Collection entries
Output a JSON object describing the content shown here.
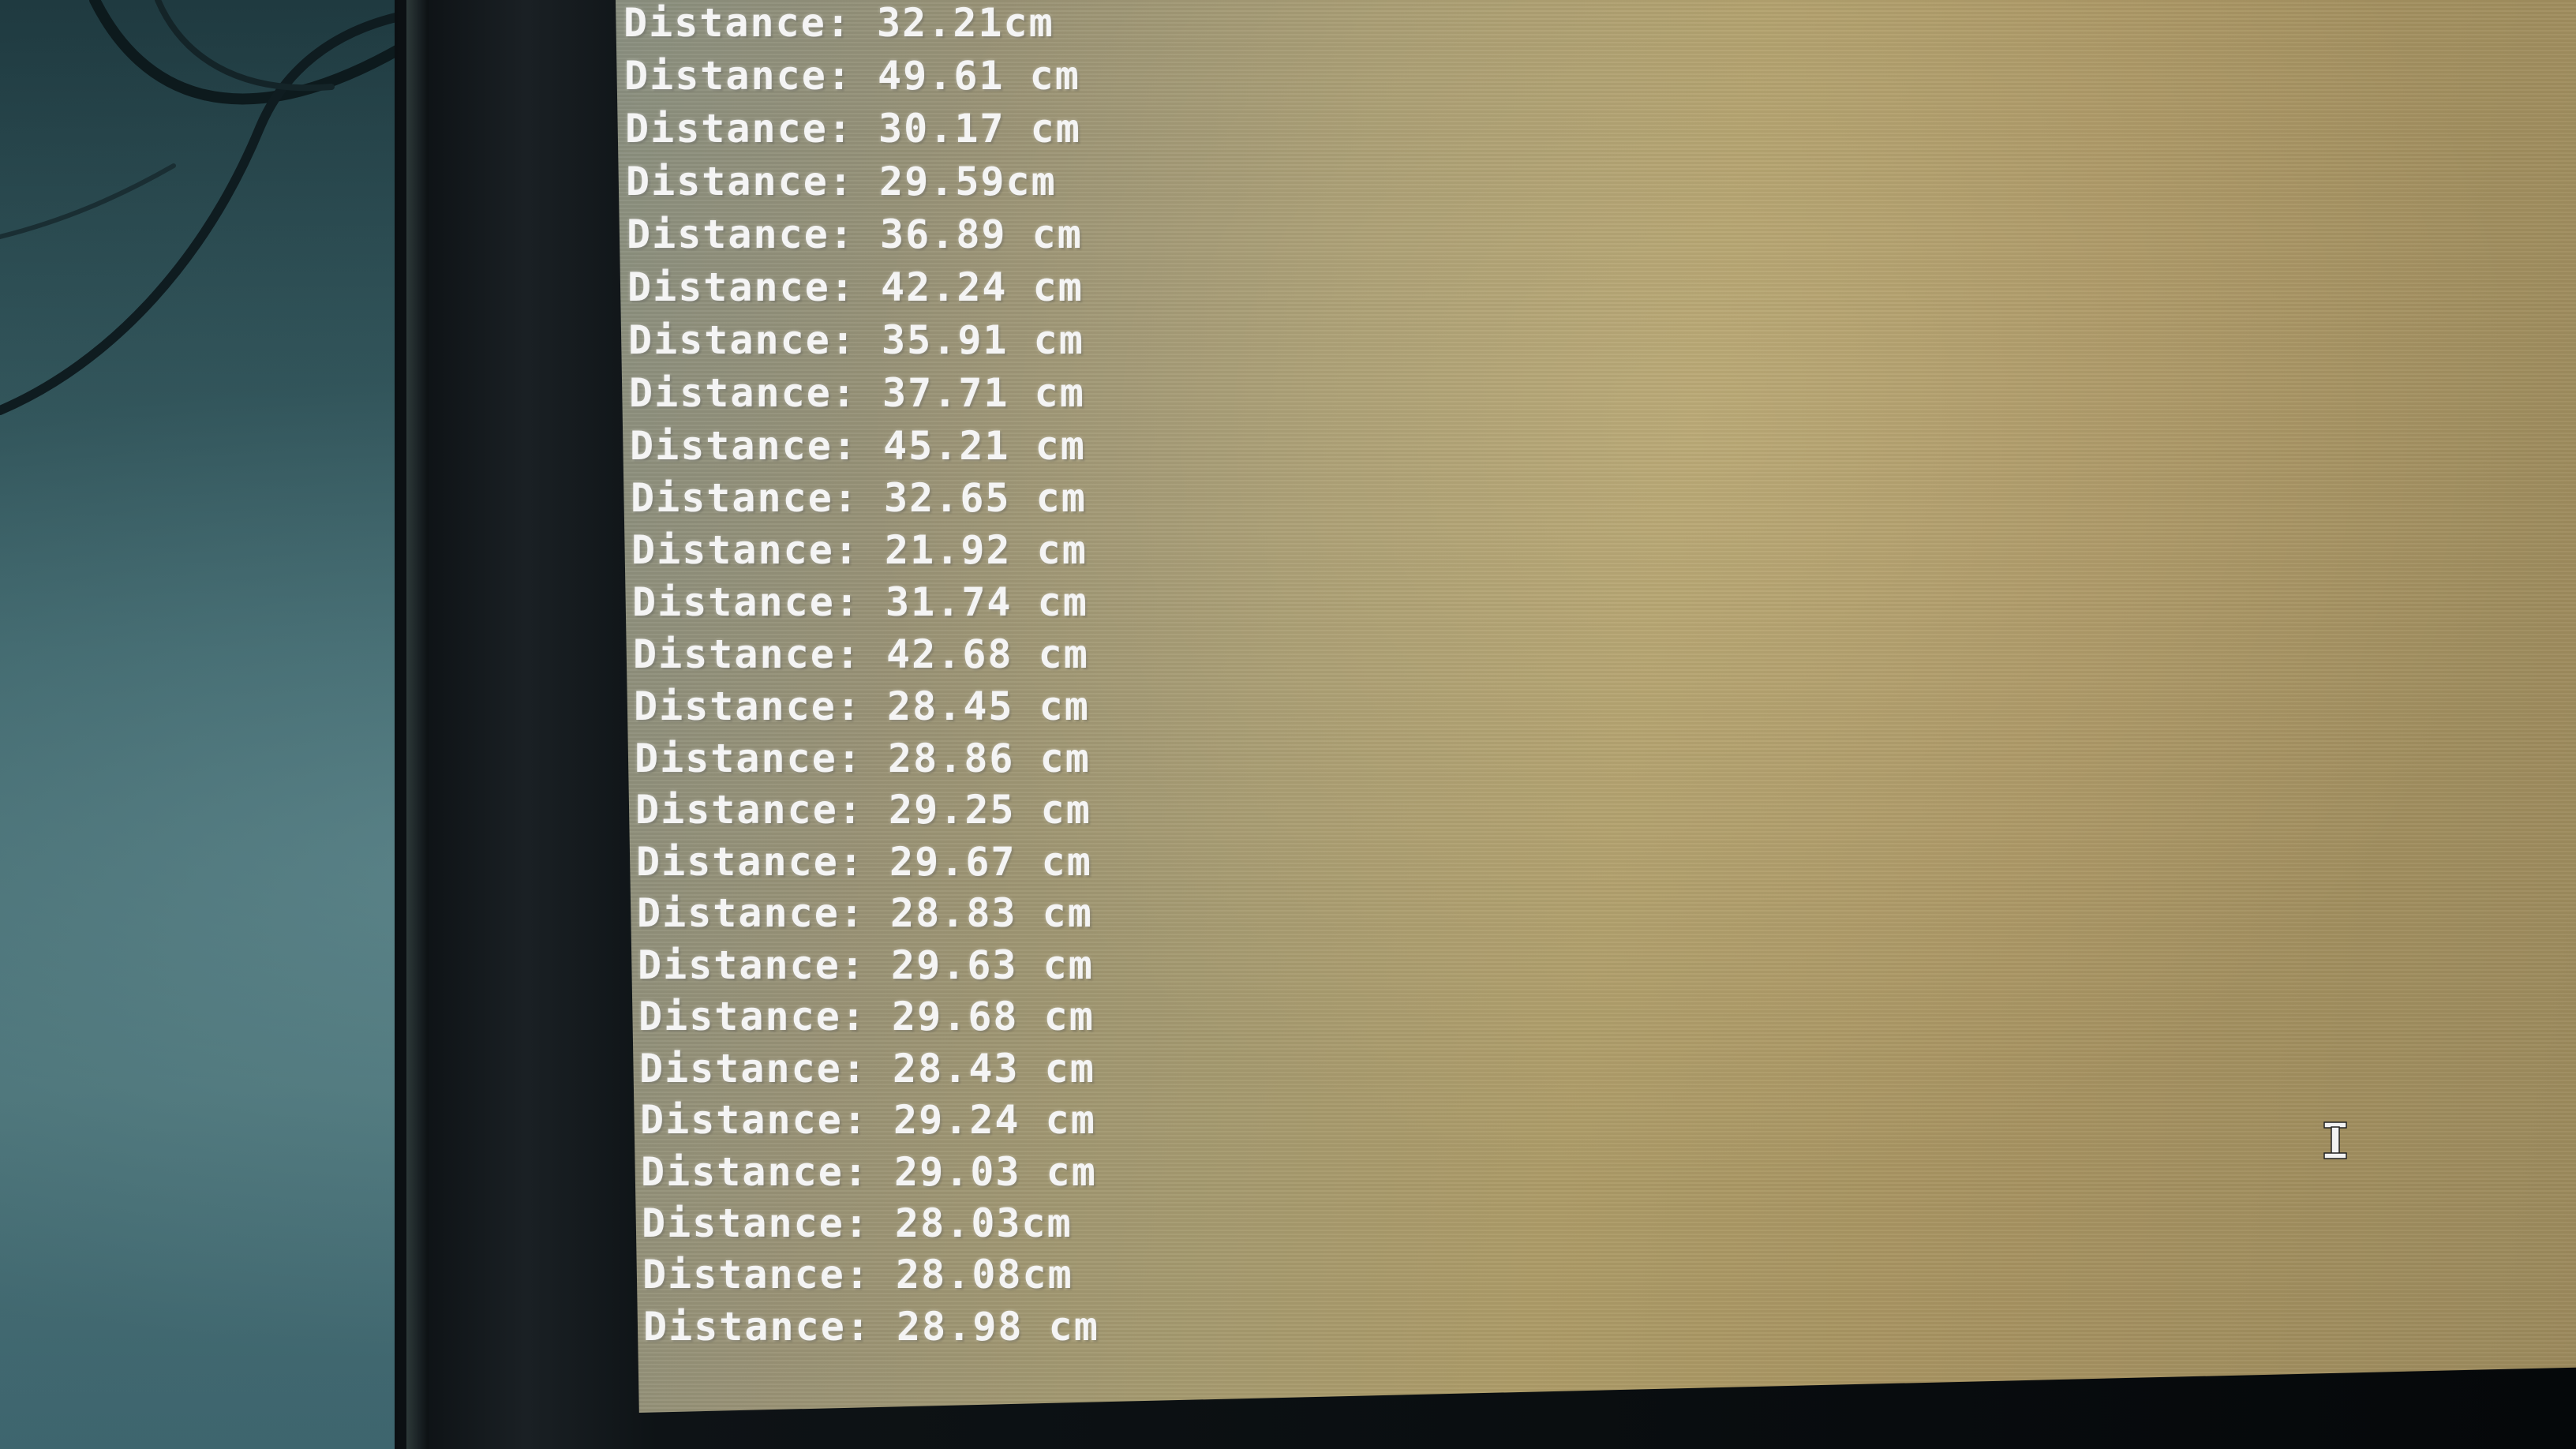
{
  "terminal": {
    "lines": [
      "Distance: 32.21cm",
      "Distance: 49.61 cm",
      "Distance: 30.17 cm",
      "Distance: 29.59cm",
      "Distance: 36.89 cm",
      "Distance: 42.24 cm",
      "Distance: 35.91 cm",
      "Distance: 37.71 cm",
      "Distance: 45.21 cm",
      "Distance: 32.65 cm",
      "Distance: 21.92 cm",
      "Distance: 31.74 cm",
      "Distance: 42.68 cm",
      "Distance: 28.45 cm",
      "Distance: 28.86 cm",
      "Distance: 29.25 cm",
      "Distance: 29.67 cm",
      "Distance: 28.83 cm",
      "Distance: 29.63 cm",
      "Distance: 29.68 cm",
      "Distance: 28.43 cm",
      "Distance: 29.24 cm",
      "Distance: 29.03 cm",
      "Distance: 28.03cm",
      "Distance: 28.08cm",
      "Distance: 28.98 cm"
    ]
  },
  "colors": {
    "text": "#f4f4f4",
    "screen": "#a59a70",
    "bezel": "#0b0f12",
    "desk": "#3a6268"
  },
  "icons": {
    "cursor": "text-cursor-ibeam-icon"
  }
}
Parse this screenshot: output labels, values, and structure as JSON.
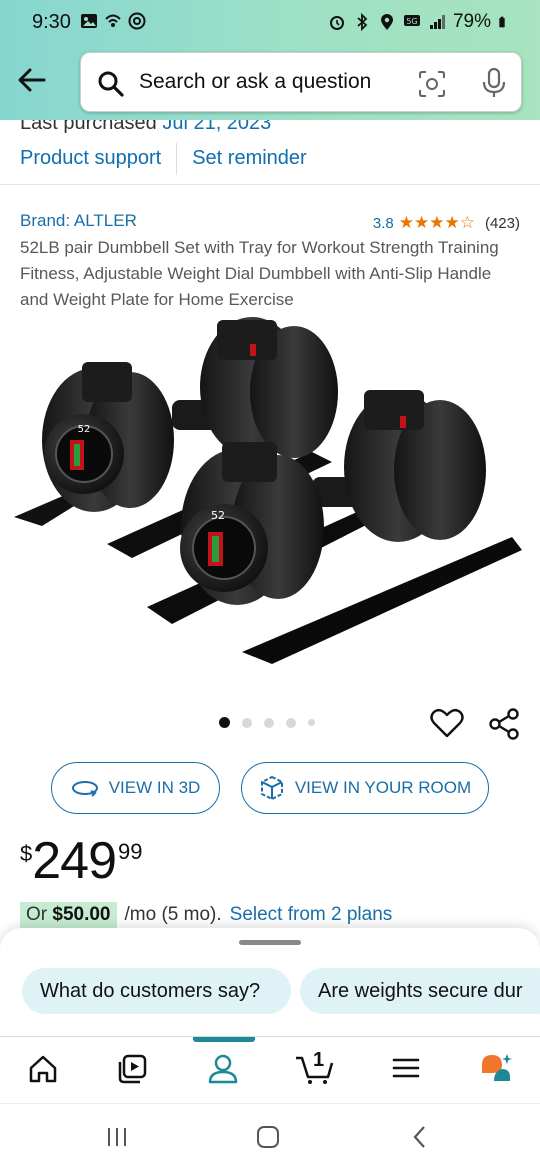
{
  "status_bar": {
    "time": "9:30",
    "battery": "79%",
    "left_icons": [
      "image-icon",
      "wifi-calling-icon",
      "nfc-icon"
    ],
    "right_icons": [
      "alarm-icon",
      "bluetooth-icon",
      "location-icon",
      "5g-icon",
      "signal-icon",
      "battery-icon"
    ]
  },
  "header": {
    "search_placeholder": "Search or ask a question"
  },
  "purchase": {
    "last_purchased_label": "Last purchased",
    "last_purchased_date": "Jul 21, 2023"
  },
  "links": {
    "support": "Product support",
    "reminder": "Set reminder"
  },
  "product": {
    "brand": "Brand: ALTLER",
    "rating": "3.8",
    "stars": "★★★★☆",
    "review_count": "(423)",
    "title": "52LB pair Dumbbell Set with Tray for Workout Strength Training Fitness, Adjustable Weight Dial Dumbbell with Anti-Slip Handle and Weight Plate for Home Exercise",
    "image_count": 5,
    "active_image": 1,
    "dial_label": "52"
  },
  "actions": {
    "view_3d": "VIEW IN 3D",
    "view_room": "VIEW IN YOUR ROOM"
  },
  "price": {
    "symbol": "$",
    "whole": "249",
    "fraction": "99"
  },
  "financing": {
    "prefix": "Or",
    "amount": "$50.00",
    "term": "/mo (5 mo).",
    "select": "Select from 2 plans"
  },
  "suggestions": [
    "What do customers say?",
    "Are weights secure dur"
  ],
  "bottom_nav": {
    "items": [
      "home",
      "video",
      "account",
      "cart",
      "menu",
      "rufus"
    ],
    "cart_count": "1",
    "active": "account"
  },
  "colors": {
    "header_gradient_start": "#86d6d0",
    "header_gradient_end": "#a7e4bf",
    "link": "#1a6ea8",
    "star": "#e77600",
    "emi_bg": "#c5ecd2",
    "chip_bg": "#dff3f6",
    "nav_accent": "#1b8a96"
  }
}
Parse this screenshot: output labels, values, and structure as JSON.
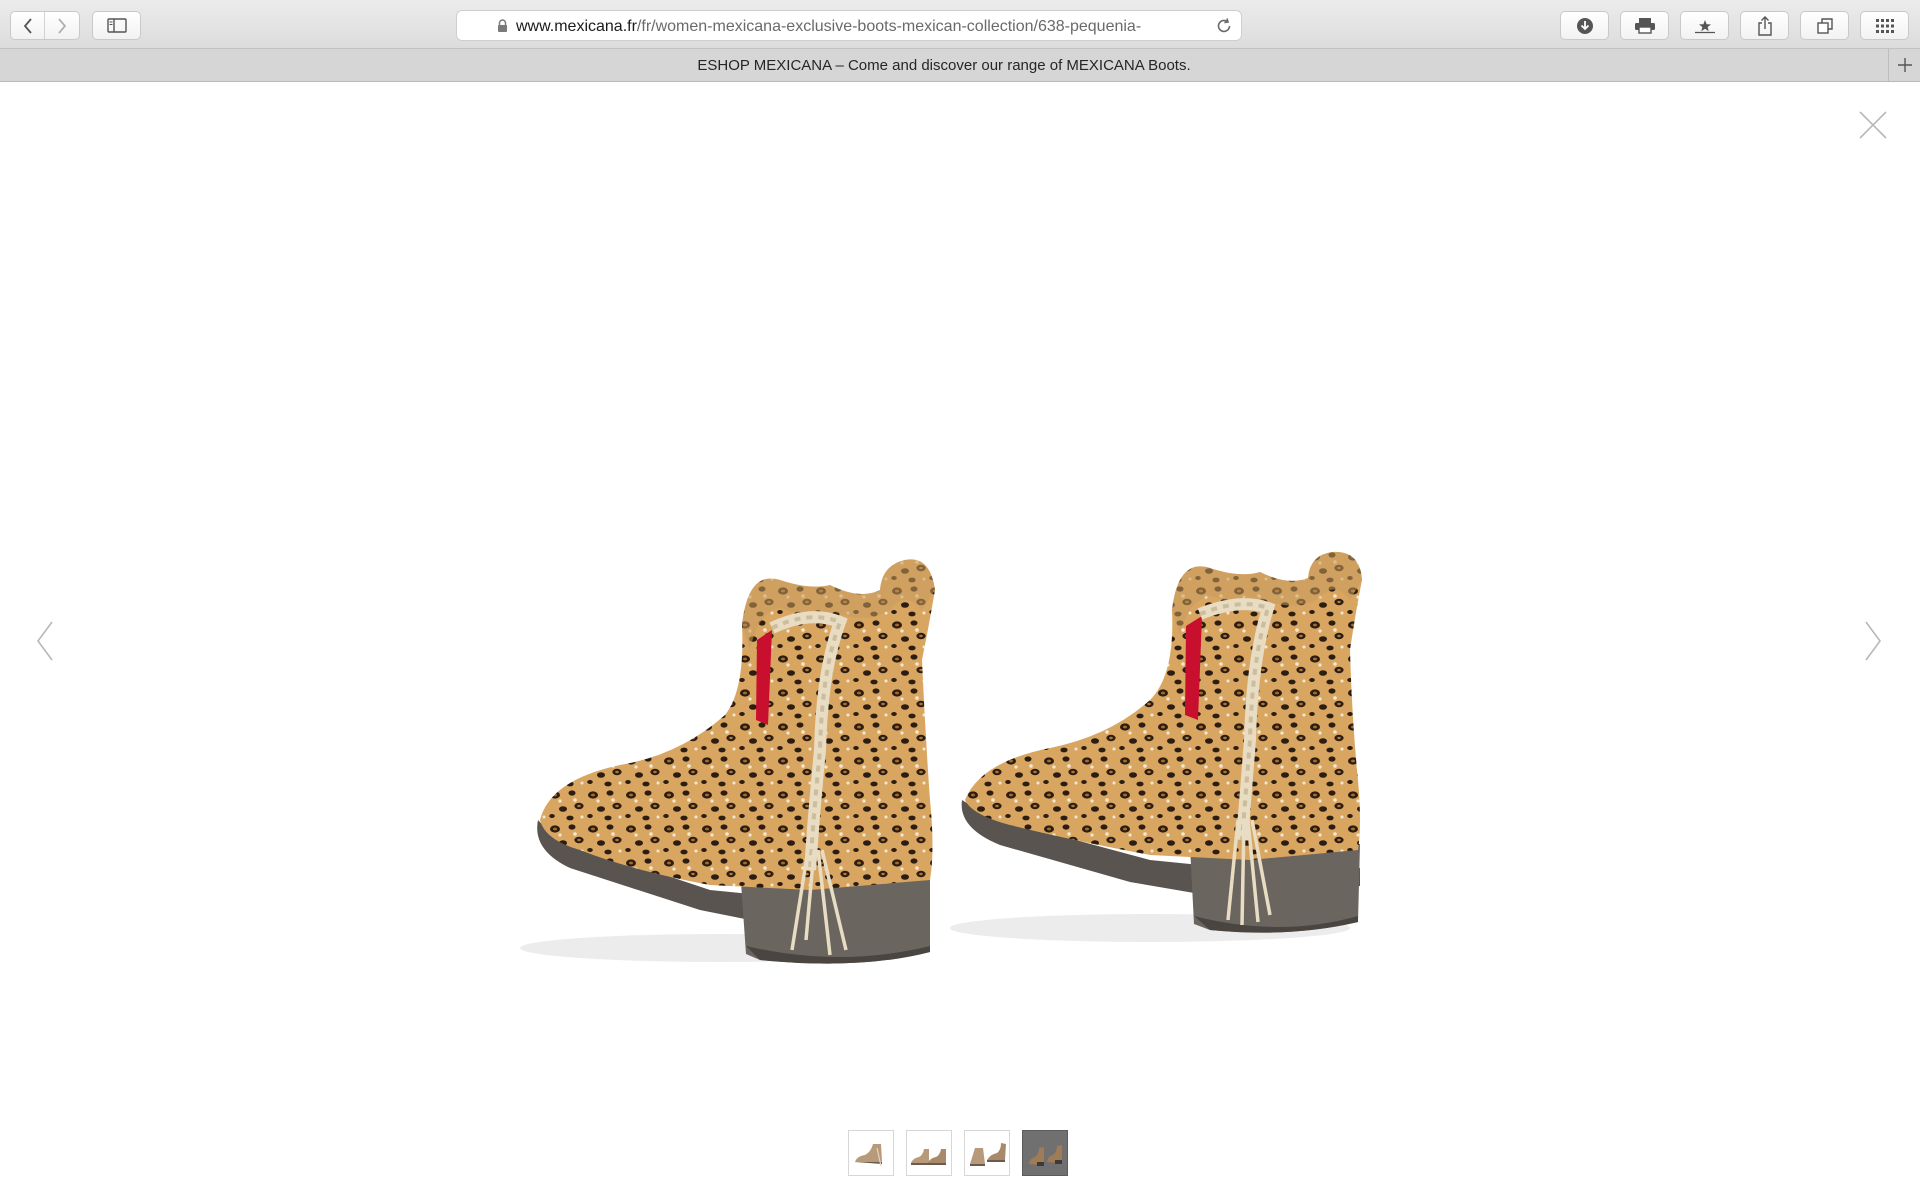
{
  "browser": {
    "url_host": "www.mexicana.fr",
    "url_path": "/fr/women-mexicana-exclusive-boots-mexican-collection/638-pequenia-",
    "tab_title": "ESHOP MEXICANA – Come and discover our range of MEXICANA Boots."
  },
  "lightbox": {
    "thumbnails": [
      {
        "state": "default"
      },
      {
        "state": "default"
      },
      {
        "state": "default"
      },
      {
        "state": "active"
      }
    ],
    "active_index": 3,
    "colors": {
      "leopard_base": "#d9a662",
      "leopard_spot": "#2b1d12",
      "sole": "#5a5450",
      "lining": "#c8102e",
      "fringe": "#e8dcc2"
    }
  },
  "icons": [
    "back-arrow-icon",
    "forward-arrow-icon",
    "sidebar-icon",
    "lock-icon",
    "reload-icon",
    "download-icon",
    "print-icon",
    "bookmark-star-icon",
    "share-icon",
    "tabs-overview-icon",
    "grid-icon",
    "plus-icon",
    "close-icon",
    "chevron-left-icon",
    "chevron-right-icon"
  ]
}
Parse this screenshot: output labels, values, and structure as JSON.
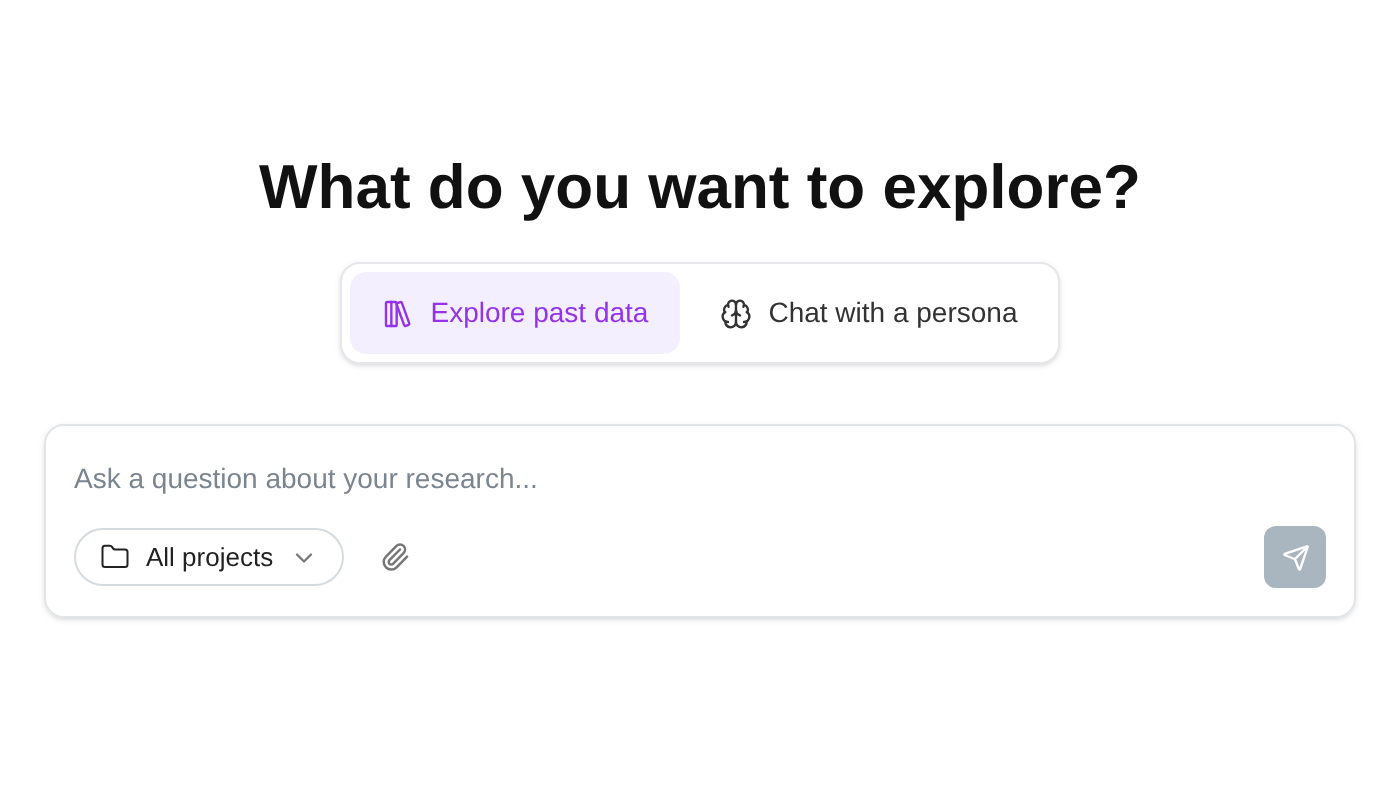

* The problem
Images in the data above are to be skipped. Retype all other material exactly.

* Right answer
Output a JSON object describing the content shown here.
{
  "terminal": {
    "lines": [
      "Distance: 32.21cm",
      "Distance: 49.61 cm",
      "Distance: 30.17 cm",
      "Distance: 29.59cm",
      "Distance: 36.89 cm",
      "Distance: 42.24 cm",
      "Distance: 35.91 cm",
      "Distance: 37.71 cm",
      "Distance: 45.21 cm",
      "Distance: 32.65 cm",
      "Distance: 21.92 cm",
      "Distance: 31.74 cm",
      "Distance: 42.68 cm",
      "Distance: 28.45 cm",
      "Distance: 28.86 cm",
      "Distance: 29.25 cm",
      "Distance: 29.67 cm",
      "Distance: 28.83 cm",
      "Distance: 29.63 cm",
      "Distance: 29.68 cm",
      "Distance: 28.43 cm",
      "Distance: 29.24 cm",
      "Distance: 29.03 cm",
      "Distance: 28.03cm",
      "Distance: 28.08cm",
      "Distance: 28.98 cm"
    ]
  },
  "colors": {
    "text": "#f4f4f4",
    "screen": "#a59a70",
    "bezel": "#0b0f12",
    "desk": "#3a6268"
  },
  "icons": {
    "cursor": "text-cursor-ibeam-icon"
  }
}
Parse this screenshot: output labels, values, and structure as JSON.
{
  "status_bar": {
    "time": "9:30",
    "battery": "79%",
    "left_icons": [
      "image-icon",
      "wifi-calling-icon",
      "nfc-icon"
    ],
    "right_icons": [
      "alarm-icon",
      "bluetooth-icon",
      "location-icon",
      "5g-icon",
      "signal-icon",
      "battery-icon"
    ]
  },
  "header": {
    "search_placeholder": "Search or ask a question"
  },
  "purchase": {
    "last_purchased_label": "Last purchased",
    "last_purchased_date": "Jul 21, 2023"
  },
  "links": {
    "support": "Product support",
    "reminder": "Set reminder"
  },
  "product": {
    "brand": "Brand: ALTLER",
    "rating": "3.8",
    "stars": "★★★★☆",
    "review_count": "(423)",
    "title": "52LB pair Dumbbell Set with Tray for Workout Strength Training Fitness, Adjustable Weight Dial Dumbbell with Anti-Slip Handle and Weight Plate for Home Exercise",
    "image_count": 5,
    "active_image": 1,
    "dial_label": "52"
  },
  "actions": {
    "view_3d": "VIEW IN 3D",
    "view_room": "VIEW IN YOUR ROOM"
  },
  "price": {
    "symbol": "$",
    "whole": "249",
    "fraction": "99"
  },
  "financing": {
    "prefix": "Or",
    "amount": "$50.00",
    "term": "/mo (5 mo).",
    "select": "Select from 2 plans"
  },
  "suggestions": [
    "What do customers say?",
    "Are weights secure dur"
  ],
  "bottom_nav": {
    "items": [
      "home",
      "video",
      "account",
      "cart",
      "menu",
      "rufus"
    ],
    "cart_count": "1",
    "active": "account"
  },
  "colors": {
    "header_gradient_start": "#86d6d0",
    "header_gradient_end": "#a7e4bf",
    "link": "#1a6ea8",
    "star": "#e77600",
    "emi_bg": "#c5ecd2",
    "chip_bg": "#dff3f6",
    "nav_accent": "#1b8a96"
  }
}
Parse this screenshot: output labels, values, and structure as JSON.
{
  "browser": {
    "url_host": "www.mexicana.fr",
    "url_path": "/fr/women-mexicana-exclusive-boots-mexican-collection/638-pequenia-",
    "tab_title": "ESHOP MEXICANA – Come and discover our range of MEXICANA Boots."
  },
  "lightbox": {
    "thumbnails": [
      {
        "state": "default"
      },
      {
        "state": "default"
      },
      {
        "state": "default"
      },
      {
        "state": "active"
      }
    ],
    "active_index": 3,
    "colors": {
      "leopard_base": "#d9a662",
      "leopard_spot": "#2b1d12",
      "sole": "#5a5450",
      "lining": "#c8102e",
      "fringe": "#e8dcc2"
    }
  },
  "icons": [
    "back-arrow-icon",
    "forward-arrow-icon",
    "sidebar-icon",
    "lock-icon",
    "reload-icon",
    "download-icon",
    "print-icon",
    "bookmark-star-icon",
    "share-icon",
    "tabs-overview-icon",
    "grid-icon",
    "plus-icon",
    "close-icon",
    "chevron-left-icon",
    "chevron-right-icon"
  ]
}
Parse this screenshot: output labels, values, and structure as JSON.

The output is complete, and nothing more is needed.